| Assigned task |
All lines in the records that carry the string "Effects" are to be shown.

| Supplied records |
===============
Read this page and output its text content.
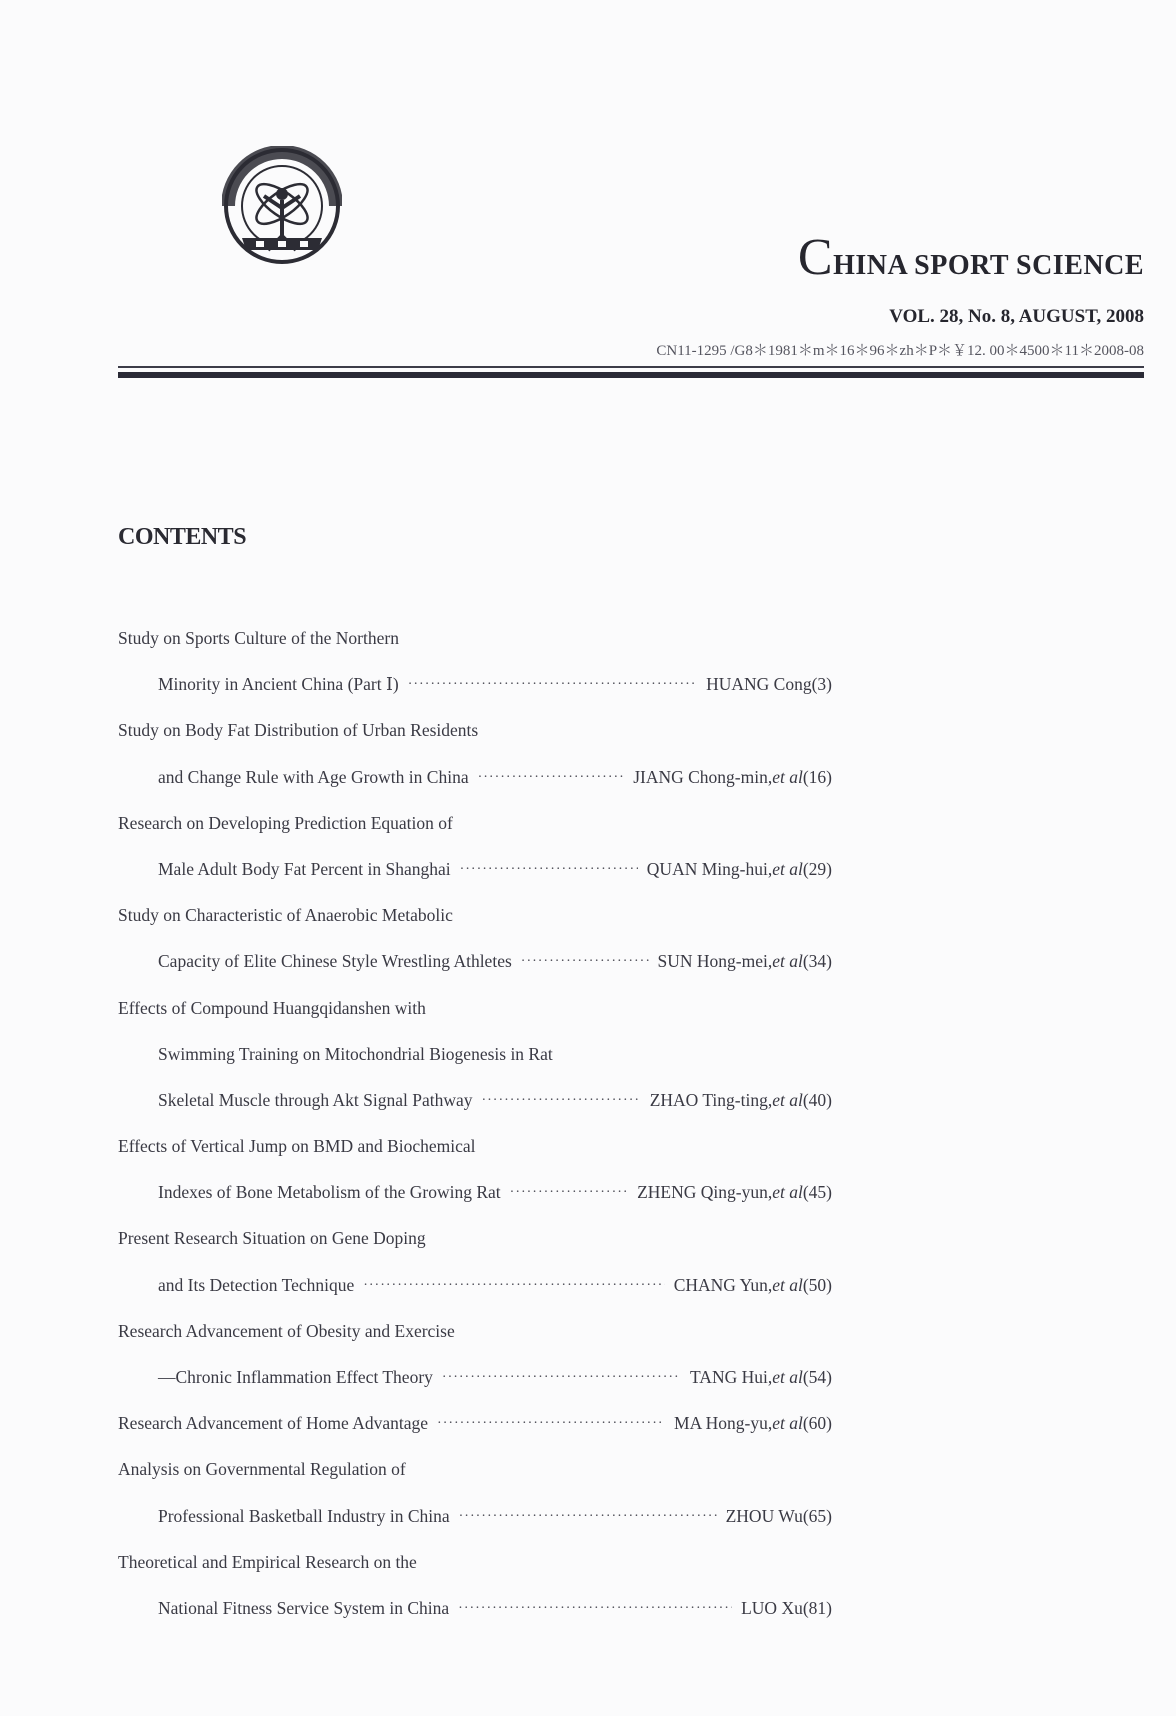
CHINA SPORT SCIENCE
VOL. 28, No. 8, AUGUST, 2008
CN11-1295 /G8＊1981＊m＊16＊96＊zh＊P＊￥12. 00＊4500＊11＊2008-08
CONTENTS
Study on Sports Culture of the Northern
Minority in Ancient China (Part Ⅰ) ·····	HUANG Cong(3)
Study on Body Fat Distribution of Urban Residents
and Change Rule with Age Growth in China ·····	JIANG Chong-min,et al(16)
Research on Developing Prediction Equation of
Male Adult Body Fat Percent in Shanghai ·····	QUAN Ming-hui,et al(29)
Study on Characteristic of Anaerobic Metabolic
Capacity of Elite Chinese Style Wrestling Athletes ·····	SUN Hong-mei,et al(34)
Effects of Compound Huangqidanshen with
Swimming Training on Mitochondrial Biogenesis in Rat
Skeletal Muscle through Akt Signal Pathway ·····	ZHAO Ting-ting,et al(40)
Effects of Vertical Jump on BMD and Biochemical
Indexes of Bone Metabolism of the Growing Rat ·····	ZHENG Qing-yun,et al(45)
Present Research Situation on Gene Doping
and Its Detection Technique ·····	CHANG Yun,et al(50)
Research Advancement of Obesity and Exercise
—Chronic Inflammation Effect Theory ·····	TANG Hui,et al(54)
Research Advancement of Home Advantage ·····	MA Hong-yu,et al(60)
Analysis on Governmental Regulation of
Professional Basketball Industry in China ·····	ZHOU Wu(65)
Theoretical and Empirical Research on the
National Fitness Service System in China ·····	LUO Xu(81)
===============
| Task output |
Effects of Compound Huangqidanshen with
Effects of Vertical Jump on BMD and Biochemical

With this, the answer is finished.